> **WHAT YOU SHOULD DO**
Using the material that follows, identify and copy each line with the string "make".

[Collection entries]
::::

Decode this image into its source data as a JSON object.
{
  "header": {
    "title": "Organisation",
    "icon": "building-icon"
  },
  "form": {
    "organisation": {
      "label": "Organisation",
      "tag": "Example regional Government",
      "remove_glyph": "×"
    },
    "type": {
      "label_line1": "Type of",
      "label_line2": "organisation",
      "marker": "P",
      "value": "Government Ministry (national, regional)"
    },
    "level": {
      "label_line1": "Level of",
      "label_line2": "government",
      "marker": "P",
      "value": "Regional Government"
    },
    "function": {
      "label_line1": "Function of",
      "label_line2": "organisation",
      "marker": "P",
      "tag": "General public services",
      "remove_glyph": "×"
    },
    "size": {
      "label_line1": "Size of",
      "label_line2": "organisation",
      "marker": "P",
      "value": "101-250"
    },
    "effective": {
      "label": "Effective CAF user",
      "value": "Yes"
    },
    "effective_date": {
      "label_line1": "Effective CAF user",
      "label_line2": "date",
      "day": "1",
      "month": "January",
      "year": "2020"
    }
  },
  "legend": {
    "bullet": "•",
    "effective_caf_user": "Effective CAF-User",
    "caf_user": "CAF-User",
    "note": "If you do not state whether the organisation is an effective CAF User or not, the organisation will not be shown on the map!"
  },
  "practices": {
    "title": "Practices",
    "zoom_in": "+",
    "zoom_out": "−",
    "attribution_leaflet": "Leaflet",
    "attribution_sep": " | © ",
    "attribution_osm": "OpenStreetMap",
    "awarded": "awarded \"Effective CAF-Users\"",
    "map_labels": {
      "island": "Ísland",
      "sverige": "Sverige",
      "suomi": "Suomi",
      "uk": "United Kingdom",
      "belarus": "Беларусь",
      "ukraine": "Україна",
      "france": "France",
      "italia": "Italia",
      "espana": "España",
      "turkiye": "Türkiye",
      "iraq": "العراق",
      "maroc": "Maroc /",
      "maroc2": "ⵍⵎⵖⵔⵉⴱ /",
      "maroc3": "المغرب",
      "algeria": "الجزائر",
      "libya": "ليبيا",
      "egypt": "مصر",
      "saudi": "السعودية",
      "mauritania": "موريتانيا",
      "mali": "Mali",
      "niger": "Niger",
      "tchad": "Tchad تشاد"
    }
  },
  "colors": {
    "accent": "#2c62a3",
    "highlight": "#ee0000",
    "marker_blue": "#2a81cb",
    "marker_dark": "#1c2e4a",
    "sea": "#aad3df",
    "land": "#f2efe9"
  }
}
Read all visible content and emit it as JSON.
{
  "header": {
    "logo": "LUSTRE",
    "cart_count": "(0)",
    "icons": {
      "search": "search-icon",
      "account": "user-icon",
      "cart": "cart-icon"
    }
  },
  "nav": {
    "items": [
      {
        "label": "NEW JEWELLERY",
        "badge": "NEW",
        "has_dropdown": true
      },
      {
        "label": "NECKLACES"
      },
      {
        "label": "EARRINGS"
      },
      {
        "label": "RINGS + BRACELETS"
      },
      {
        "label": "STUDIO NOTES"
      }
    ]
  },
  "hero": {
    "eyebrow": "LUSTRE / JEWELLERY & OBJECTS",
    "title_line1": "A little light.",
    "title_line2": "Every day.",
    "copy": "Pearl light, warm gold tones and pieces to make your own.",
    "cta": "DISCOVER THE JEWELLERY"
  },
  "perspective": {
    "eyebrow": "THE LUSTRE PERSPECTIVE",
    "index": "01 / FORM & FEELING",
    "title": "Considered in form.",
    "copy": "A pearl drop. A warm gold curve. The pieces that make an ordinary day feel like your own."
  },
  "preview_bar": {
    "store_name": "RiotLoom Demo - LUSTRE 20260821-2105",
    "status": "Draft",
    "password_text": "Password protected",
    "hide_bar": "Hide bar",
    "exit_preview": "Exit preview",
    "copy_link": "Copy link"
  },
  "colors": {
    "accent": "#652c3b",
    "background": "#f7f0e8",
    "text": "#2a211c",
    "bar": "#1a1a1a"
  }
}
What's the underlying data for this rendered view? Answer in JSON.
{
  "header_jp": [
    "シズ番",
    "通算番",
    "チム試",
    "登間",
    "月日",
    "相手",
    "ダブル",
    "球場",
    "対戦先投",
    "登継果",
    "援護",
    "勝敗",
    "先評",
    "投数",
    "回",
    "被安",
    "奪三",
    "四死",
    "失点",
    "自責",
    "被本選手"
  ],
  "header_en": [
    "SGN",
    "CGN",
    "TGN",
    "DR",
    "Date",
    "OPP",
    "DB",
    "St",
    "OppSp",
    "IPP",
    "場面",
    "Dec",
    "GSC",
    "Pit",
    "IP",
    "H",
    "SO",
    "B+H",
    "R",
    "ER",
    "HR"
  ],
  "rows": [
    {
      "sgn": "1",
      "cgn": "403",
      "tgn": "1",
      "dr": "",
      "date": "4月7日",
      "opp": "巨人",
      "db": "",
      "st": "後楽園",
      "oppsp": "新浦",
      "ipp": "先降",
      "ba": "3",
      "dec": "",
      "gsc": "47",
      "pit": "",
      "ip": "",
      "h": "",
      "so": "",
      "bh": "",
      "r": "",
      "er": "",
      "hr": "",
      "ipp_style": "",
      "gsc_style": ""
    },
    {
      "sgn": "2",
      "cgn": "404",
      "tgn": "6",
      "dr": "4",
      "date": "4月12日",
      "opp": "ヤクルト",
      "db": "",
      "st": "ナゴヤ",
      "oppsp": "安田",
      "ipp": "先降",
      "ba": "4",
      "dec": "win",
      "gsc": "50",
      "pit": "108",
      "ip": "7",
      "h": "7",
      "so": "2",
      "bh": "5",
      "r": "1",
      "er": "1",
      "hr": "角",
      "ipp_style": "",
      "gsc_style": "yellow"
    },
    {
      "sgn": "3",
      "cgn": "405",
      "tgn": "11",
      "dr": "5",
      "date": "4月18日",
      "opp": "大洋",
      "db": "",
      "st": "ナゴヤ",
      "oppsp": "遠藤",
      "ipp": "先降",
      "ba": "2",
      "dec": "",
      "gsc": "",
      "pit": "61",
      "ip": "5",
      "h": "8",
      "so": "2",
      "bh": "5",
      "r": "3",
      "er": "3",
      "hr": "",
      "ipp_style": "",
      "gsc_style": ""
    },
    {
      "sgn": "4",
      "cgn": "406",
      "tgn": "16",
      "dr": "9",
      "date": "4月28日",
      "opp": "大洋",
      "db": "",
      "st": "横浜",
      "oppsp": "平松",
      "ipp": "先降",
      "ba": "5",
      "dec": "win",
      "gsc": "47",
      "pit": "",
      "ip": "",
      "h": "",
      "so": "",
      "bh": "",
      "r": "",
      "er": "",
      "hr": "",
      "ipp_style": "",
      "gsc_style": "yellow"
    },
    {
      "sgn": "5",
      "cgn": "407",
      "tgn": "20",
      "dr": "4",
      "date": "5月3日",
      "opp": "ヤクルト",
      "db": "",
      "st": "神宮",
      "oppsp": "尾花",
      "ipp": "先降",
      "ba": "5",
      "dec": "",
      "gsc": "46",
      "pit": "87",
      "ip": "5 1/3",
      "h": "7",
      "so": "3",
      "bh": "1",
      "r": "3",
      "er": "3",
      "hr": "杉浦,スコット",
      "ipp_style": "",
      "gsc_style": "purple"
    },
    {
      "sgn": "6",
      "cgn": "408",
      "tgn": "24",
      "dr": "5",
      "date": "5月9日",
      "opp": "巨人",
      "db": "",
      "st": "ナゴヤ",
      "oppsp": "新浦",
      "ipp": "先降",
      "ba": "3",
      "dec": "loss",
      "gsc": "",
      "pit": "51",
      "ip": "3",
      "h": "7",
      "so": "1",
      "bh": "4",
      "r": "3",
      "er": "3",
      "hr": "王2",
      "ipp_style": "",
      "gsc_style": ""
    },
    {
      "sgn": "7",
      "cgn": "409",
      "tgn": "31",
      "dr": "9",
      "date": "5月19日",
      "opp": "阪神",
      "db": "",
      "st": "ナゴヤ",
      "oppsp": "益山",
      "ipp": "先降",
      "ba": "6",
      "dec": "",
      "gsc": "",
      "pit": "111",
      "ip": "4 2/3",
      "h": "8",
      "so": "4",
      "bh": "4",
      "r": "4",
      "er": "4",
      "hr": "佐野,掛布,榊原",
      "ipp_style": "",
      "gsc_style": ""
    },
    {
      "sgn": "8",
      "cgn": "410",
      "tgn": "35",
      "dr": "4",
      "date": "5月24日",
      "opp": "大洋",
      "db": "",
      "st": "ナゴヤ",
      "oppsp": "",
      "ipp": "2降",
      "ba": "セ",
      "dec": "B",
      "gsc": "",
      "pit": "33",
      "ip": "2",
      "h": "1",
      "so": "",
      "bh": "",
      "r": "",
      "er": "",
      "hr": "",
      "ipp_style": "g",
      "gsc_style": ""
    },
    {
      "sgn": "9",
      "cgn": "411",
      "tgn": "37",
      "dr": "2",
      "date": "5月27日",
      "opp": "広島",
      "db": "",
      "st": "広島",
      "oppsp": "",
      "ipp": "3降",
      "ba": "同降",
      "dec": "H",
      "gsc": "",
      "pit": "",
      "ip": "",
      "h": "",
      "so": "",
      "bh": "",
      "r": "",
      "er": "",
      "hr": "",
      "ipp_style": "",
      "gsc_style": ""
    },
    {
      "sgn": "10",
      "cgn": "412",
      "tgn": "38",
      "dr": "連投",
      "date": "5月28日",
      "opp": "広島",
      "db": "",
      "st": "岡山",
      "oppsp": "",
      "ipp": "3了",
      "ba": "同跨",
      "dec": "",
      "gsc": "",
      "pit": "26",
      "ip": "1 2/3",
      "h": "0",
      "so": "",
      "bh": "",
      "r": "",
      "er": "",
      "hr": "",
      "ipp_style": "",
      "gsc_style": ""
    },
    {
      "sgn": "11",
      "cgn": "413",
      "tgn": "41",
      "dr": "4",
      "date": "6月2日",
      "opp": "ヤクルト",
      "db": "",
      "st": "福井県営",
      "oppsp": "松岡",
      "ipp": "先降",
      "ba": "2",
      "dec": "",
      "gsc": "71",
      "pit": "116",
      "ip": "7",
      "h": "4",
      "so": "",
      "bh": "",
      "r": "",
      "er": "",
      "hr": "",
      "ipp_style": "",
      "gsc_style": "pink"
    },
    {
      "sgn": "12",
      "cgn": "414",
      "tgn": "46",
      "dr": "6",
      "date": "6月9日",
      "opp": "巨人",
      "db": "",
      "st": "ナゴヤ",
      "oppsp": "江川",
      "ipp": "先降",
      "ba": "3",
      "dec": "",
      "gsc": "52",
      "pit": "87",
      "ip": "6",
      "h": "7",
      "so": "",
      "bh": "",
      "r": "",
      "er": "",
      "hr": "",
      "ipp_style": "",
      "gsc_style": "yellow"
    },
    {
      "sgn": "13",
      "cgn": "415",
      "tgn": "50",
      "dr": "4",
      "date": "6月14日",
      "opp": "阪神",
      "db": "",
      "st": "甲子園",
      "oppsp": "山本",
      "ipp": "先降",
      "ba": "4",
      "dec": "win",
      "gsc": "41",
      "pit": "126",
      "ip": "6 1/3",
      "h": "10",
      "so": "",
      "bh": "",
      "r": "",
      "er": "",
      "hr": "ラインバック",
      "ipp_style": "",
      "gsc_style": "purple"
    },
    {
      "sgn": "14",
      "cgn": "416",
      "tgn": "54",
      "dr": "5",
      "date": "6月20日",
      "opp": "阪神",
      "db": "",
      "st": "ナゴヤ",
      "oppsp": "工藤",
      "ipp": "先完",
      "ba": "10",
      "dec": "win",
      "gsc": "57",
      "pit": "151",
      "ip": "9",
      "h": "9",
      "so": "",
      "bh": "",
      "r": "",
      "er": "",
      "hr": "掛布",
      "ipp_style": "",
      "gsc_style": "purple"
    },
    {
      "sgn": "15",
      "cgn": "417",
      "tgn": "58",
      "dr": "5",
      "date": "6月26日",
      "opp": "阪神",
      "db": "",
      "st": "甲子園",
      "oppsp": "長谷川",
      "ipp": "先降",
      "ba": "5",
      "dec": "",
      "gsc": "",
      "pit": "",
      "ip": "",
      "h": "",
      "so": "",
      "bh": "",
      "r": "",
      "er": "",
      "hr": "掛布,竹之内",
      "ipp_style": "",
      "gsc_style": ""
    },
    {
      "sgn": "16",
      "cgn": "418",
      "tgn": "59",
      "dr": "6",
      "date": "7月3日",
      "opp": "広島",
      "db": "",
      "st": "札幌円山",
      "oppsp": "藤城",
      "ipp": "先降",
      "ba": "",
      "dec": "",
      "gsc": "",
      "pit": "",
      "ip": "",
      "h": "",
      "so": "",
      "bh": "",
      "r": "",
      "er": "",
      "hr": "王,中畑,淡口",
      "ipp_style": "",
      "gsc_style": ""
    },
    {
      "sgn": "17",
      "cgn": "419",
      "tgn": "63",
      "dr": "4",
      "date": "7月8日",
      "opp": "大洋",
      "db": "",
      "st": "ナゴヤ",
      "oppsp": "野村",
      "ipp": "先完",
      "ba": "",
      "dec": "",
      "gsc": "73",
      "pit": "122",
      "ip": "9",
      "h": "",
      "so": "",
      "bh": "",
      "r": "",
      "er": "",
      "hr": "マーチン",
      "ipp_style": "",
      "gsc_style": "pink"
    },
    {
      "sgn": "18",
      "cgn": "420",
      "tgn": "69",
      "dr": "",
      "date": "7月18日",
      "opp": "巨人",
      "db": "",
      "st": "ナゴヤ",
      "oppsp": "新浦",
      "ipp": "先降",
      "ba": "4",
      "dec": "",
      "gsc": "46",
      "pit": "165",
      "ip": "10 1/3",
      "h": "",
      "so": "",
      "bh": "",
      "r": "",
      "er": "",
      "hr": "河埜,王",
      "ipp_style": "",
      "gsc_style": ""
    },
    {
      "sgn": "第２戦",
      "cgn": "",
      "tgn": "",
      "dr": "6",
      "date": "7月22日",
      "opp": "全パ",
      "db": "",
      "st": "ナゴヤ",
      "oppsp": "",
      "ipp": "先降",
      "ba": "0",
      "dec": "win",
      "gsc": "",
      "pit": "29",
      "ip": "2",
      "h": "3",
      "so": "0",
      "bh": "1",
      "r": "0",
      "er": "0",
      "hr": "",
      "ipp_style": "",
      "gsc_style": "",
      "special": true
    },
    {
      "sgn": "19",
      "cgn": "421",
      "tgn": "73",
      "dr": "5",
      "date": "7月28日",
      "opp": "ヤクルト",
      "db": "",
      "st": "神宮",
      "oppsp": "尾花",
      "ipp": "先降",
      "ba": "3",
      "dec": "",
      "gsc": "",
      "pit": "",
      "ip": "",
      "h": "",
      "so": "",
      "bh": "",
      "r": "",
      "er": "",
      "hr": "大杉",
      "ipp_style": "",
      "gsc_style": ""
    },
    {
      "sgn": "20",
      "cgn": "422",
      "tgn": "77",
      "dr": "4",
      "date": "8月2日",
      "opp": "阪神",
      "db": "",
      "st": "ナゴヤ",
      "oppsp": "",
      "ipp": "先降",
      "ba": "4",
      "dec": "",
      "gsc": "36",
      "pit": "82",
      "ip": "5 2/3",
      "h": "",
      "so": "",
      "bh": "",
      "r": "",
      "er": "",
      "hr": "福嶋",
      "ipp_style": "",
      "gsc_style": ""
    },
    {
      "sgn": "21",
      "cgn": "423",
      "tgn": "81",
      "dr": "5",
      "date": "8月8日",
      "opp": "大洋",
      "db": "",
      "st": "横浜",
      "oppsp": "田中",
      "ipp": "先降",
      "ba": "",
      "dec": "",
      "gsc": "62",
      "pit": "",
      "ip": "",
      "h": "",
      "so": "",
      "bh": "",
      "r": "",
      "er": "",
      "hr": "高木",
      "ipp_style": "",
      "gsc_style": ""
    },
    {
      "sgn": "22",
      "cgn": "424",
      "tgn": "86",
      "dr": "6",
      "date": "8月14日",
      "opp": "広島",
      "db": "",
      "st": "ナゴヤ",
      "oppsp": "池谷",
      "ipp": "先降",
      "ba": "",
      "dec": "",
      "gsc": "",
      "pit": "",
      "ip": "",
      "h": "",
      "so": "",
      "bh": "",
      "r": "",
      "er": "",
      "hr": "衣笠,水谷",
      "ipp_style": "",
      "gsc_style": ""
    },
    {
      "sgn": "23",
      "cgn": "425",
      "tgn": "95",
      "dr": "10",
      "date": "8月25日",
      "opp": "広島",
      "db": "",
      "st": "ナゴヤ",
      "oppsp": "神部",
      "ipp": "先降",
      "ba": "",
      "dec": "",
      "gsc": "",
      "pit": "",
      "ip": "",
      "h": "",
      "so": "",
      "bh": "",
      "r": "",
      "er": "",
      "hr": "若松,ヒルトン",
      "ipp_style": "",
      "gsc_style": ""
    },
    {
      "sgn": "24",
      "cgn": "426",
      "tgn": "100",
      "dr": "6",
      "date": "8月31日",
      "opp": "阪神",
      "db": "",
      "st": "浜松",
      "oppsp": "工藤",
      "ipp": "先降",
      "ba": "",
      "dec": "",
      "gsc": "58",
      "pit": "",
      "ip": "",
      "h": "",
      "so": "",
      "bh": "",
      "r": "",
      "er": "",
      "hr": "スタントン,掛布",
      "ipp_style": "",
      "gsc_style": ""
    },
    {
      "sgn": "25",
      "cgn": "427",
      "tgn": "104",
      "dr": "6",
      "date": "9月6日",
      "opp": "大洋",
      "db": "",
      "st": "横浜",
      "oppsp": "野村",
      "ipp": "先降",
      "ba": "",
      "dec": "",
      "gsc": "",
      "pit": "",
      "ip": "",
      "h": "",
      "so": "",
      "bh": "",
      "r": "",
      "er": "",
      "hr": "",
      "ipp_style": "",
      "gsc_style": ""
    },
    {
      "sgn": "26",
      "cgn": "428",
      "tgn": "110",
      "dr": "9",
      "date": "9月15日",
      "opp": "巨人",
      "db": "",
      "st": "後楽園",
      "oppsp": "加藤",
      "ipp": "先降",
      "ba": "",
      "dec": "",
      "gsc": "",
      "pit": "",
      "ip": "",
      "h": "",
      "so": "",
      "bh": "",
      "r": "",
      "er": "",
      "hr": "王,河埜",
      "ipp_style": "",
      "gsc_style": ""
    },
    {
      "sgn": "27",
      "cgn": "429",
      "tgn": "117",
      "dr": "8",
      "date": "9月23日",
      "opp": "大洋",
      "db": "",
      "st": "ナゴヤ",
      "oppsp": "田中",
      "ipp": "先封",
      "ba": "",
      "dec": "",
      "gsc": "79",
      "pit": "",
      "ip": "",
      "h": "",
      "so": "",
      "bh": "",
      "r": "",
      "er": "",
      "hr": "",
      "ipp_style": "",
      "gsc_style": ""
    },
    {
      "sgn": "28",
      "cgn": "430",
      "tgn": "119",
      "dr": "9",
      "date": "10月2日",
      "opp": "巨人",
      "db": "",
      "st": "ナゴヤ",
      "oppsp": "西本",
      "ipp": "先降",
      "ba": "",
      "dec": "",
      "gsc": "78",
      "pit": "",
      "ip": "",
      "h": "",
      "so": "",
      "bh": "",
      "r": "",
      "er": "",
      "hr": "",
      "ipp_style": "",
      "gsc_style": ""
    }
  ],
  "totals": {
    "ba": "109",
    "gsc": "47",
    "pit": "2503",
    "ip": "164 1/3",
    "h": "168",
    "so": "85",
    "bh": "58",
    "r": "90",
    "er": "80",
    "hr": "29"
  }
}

::::

> **FINISHED TASK**
    "copy": "Pearl light, warm gold tones and pieces to make your own.",
    "copy": "A pearl drop. A warm gold curve. The pieces that make an ordinary day feel like your own."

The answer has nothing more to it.